What is needed - Where a line in the listing contains the string "intensity", copy that line out.

◆ ◆ ◆ ◆ ◆

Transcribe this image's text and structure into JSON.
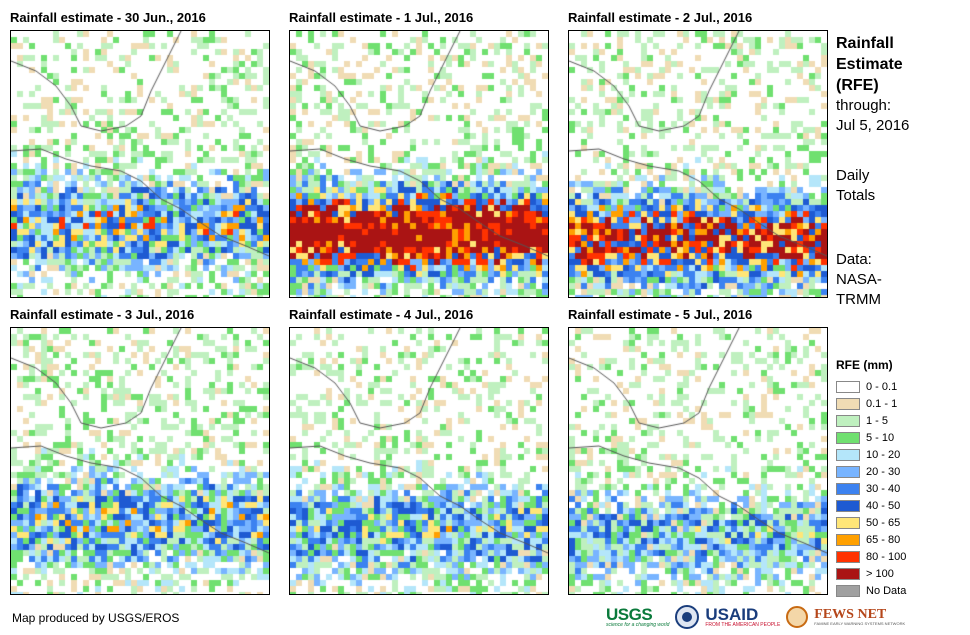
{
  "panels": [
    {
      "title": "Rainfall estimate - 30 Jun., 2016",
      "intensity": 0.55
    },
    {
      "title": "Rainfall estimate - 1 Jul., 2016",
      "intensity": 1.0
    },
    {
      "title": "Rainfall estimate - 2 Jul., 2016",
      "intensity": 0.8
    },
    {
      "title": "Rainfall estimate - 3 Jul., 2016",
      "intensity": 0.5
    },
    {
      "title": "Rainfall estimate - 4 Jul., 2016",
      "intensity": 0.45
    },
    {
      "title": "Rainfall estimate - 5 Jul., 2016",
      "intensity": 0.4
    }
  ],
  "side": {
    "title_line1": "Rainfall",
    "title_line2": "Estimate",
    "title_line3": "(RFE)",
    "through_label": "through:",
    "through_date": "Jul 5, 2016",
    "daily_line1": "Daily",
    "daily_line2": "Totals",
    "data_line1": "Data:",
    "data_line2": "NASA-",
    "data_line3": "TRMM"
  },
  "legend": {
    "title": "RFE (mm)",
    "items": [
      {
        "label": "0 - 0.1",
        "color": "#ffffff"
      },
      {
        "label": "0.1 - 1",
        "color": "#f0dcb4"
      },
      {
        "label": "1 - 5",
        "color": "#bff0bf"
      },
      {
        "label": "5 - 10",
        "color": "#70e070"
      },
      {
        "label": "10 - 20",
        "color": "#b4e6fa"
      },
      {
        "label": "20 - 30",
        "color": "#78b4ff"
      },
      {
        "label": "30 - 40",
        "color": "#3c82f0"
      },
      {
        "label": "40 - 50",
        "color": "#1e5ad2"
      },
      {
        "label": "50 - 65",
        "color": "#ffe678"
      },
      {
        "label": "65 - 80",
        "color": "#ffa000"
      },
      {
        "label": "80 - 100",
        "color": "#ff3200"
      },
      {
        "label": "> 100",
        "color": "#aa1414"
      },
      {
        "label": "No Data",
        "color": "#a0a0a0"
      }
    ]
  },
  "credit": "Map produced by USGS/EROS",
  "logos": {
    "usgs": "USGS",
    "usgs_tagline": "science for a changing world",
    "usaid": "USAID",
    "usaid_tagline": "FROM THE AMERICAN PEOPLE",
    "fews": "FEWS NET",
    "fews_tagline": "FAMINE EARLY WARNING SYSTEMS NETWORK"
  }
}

◆ ◆ ◆ ◆ ◆

Solution below -
      "intensity": 0.55
      "intensity": 1.0
      "intensity": 0.8
      "intensity": 0.5
      "intensity": 0.45
      "intensity": 0.4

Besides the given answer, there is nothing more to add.